§ **Exercise brief**
Records follow. Copy every line with "this".

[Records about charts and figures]
* * *

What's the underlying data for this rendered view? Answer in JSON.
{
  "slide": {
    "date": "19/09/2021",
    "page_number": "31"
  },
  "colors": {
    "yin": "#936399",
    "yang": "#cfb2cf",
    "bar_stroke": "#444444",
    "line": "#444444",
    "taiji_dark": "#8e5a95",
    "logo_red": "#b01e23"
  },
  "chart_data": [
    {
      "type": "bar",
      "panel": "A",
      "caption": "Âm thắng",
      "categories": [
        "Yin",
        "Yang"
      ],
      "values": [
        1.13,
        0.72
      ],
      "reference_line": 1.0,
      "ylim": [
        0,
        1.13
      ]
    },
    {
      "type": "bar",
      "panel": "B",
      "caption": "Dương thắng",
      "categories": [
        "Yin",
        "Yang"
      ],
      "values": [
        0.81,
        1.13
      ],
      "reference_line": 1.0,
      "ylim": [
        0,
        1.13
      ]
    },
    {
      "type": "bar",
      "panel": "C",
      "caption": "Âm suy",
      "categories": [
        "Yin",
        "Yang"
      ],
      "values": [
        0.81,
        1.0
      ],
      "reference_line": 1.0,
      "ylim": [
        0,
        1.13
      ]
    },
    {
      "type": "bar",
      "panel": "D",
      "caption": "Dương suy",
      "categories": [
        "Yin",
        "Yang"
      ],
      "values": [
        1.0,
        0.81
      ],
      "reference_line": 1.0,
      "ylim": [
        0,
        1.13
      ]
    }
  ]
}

* * *

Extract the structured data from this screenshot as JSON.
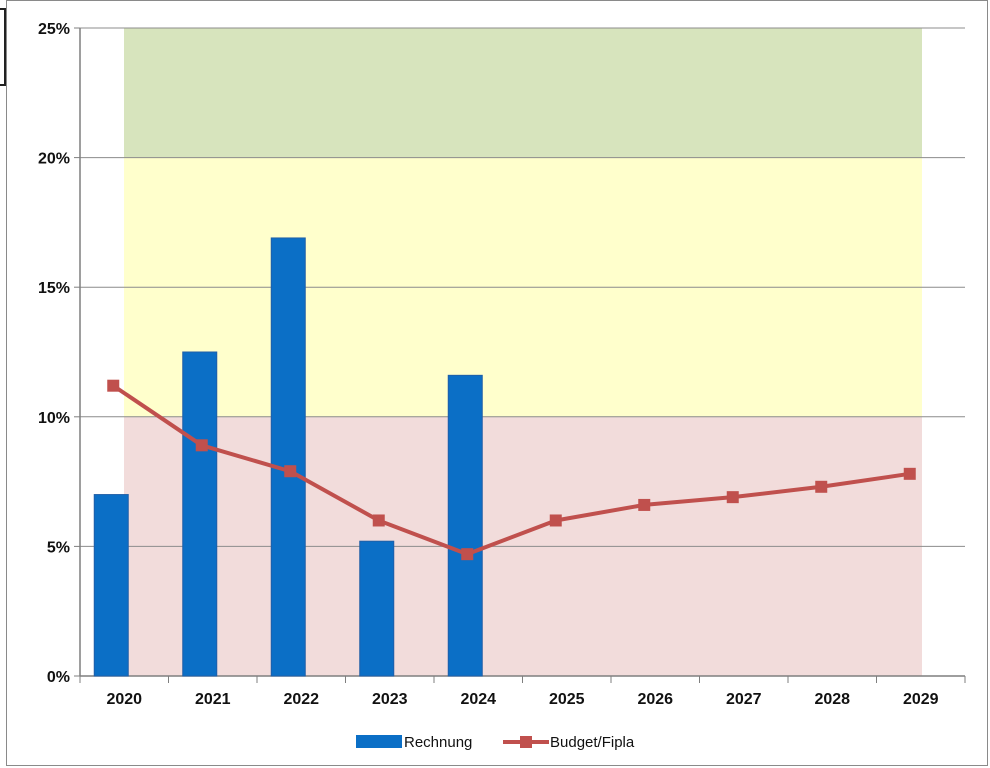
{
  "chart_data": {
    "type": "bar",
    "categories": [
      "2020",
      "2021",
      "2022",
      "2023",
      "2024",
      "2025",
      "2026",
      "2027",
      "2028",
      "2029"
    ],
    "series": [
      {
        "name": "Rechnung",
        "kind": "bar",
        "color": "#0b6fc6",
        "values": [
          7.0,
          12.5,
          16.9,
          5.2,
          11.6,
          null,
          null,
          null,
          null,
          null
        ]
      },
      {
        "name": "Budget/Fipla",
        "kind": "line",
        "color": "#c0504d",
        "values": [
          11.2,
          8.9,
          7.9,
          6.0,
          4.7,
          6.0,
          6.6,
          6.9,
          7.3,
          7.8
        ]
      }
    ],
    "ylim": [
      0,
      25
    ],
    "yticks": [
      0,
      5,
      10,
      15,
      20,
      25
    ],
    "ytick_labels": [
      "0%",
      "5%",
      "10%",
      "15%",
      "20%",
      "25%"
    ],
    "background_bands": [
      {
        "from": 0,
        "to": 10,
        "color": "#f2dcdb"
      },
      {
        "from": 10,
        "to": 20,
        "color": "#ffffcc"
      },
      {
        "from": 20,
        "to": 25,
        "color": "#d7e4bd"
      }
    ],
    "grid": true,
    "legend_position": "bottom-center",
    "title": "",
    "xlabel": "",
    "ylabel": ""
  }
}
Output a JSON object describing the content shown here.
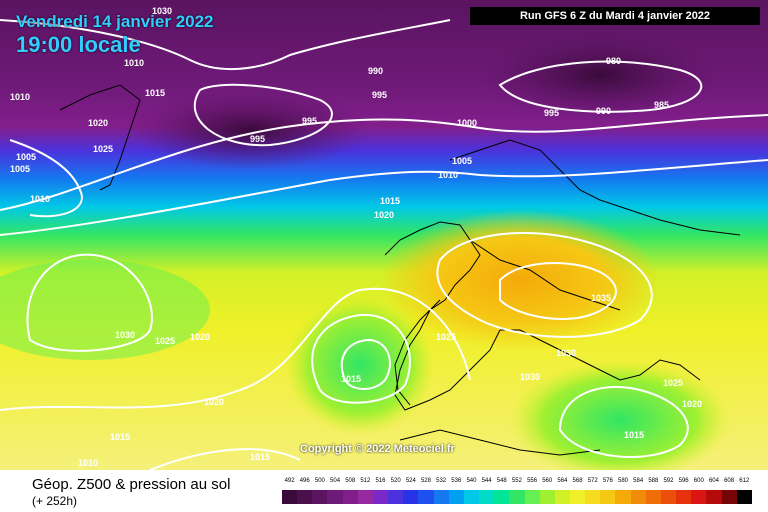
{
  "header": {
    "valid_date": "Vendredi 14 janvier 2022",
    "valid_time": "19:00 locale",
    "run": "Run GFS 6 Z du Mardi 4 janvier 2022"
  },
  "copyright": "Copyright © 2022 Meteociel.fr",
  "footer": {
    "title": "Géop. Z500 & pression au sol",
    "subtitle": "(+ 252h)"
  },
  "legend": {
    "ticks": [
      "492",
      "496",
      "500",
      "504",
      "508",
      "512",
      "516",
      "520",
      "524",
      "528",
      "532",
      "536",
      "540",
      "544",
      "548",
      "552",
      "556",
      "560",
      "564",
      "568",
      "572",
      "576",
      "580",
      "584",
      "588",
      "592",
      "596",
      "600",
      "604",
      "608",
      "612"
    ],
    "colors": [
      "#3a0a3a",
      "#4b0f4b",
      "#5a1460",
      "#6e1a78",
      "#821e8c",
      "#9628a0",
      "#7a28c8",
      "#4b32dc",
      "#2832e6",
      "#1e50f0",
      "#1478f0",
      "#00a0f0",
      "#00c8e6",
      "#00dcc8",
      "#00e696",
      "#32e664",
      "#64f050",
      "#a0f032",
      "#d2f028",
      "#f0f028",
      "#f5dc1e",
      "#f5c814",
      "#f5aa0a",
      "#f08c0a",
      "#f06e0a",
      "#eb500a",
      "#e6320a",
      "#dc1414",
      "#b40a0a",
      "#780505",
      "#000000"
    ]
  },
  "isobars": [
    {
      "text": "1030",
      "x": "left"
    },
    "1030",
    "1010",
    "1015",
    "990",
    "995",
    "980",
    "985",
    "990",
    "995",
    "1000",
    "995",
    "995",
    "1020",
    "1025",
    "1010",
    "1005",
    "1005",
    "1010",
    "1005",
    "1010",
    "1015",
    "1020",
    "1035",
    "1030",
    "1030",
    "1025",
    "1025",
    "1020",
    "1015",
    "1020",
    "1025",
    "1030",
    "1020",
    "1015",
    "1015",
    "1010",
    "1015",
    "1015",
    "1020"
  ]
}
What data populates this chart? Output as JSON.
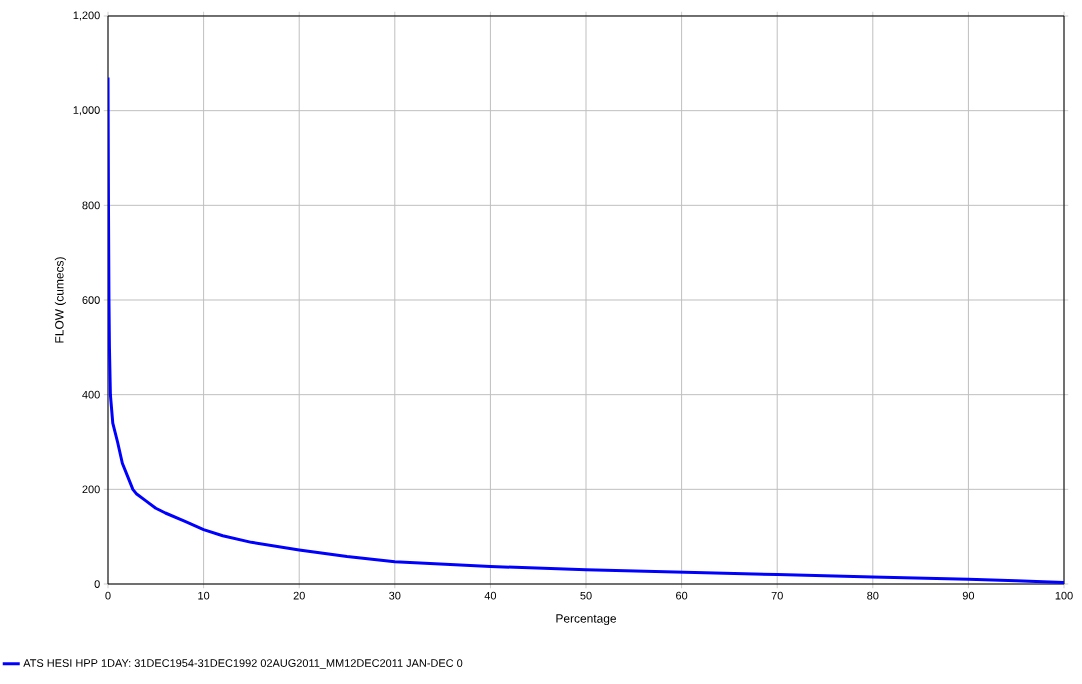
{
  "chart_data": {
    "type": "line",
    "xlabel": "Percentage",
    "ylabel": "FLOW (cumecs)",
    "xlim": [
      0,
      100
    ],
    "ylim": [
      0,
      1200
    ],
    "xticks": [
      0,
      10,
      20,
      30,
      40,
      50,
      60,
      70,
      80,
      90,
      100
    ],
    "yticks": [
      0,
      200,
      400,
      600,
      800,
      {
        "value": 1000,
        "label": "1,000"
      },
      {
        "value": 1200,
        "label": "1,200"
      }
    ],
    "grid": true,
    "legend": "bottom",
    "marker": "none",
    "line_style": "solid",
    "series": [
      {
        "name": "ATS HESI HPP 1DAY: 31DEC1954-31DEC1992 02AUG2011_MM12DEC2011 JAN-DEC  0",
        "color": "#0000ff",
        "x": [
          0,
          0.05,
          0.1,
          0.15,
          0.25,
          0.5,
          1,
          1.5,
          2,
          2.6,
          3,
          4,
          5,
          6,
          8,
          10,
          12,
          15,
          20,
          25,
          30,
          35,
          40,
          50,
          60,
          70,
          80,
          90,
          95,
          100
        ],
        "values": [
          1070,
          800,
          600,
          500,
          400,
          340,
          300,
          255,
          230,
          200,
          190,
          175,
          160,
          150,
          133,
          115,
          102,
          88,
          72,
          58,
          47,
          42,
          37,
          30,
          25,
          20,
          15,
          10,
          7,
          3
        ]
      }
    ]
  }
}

* * *

§ **Written solution**
What's the underlying data for this rendered view? Answer in JSON.
Extract the structured data from this screenshot as JSON.
What data populates this chart? Output as JSON.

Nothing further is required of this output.